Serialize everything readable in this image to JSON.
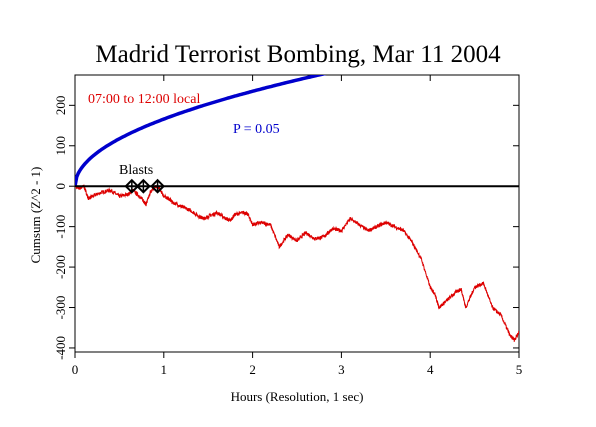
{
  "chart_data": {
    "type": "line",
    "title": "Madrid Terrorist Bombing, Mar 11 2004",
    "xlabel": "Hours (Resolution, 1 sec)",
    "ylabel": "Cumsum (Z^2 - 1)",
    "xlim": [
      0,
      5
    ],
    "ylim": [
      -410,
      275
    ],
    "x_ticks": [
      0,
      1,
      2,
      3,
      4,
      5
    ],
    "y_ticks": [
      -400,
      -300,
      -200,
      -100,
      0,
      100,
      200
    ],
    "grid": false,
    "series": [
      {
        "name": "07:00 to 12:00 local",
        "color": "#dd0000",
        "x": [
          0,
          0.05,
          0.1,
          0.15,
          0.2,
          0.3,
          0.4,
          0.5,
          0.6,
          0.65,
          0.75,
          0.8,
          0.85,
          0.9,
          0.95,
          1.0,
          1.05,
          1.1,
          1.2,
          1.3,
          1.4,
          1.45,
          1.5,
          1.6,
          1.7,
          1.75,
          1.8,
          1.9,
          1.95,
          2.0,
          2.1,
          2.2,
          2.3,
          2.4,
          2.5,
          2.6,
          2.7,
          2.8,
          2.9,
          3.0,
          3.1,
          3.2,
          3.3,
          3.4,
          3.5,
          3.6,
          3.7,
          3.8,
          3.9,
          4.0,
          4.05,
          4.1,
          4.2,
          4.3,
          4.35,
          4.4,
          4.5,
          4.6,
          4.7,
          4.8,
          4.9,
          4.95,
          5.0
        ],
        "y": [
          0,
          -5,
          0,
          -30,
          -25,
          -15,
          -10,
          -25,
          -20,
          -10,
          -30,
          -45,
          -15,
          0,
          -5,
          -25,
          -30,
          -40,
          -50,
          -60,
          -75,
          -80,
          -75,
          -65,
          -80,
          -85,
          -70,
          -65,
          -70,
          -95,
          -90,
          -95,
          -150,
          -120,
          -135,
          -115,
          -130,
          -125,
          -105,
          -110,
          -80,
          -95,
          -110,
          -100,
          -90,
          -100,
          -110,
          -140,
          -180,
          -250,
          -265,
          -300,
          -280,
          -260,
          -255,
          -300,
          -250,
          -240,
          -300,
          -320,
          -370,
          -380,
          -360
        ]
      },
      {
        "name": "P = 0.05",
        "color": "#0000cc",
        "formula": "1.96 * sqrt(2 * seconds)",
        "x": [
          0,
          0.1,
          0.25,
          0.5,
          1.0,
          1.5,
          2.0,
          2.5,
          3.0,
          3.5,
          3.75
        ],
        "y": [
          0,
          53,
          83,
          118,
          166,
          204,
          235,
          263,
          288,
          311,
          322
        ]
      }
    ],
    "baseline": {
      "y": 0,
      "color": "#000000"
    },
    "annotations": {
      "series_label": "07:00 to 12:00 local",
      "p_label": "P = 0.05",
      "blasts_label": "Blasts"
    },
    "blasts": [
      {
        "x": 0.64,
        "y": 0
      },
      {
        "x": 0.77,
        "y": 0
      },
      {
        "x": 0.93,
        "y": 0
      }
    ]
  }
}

Exercise goal: Copy each line from the records above that includes the string "local".

Exercise result:
        "name": "07:00 to 12:00 local",
      "series_label": "07:00 to 12:00 local",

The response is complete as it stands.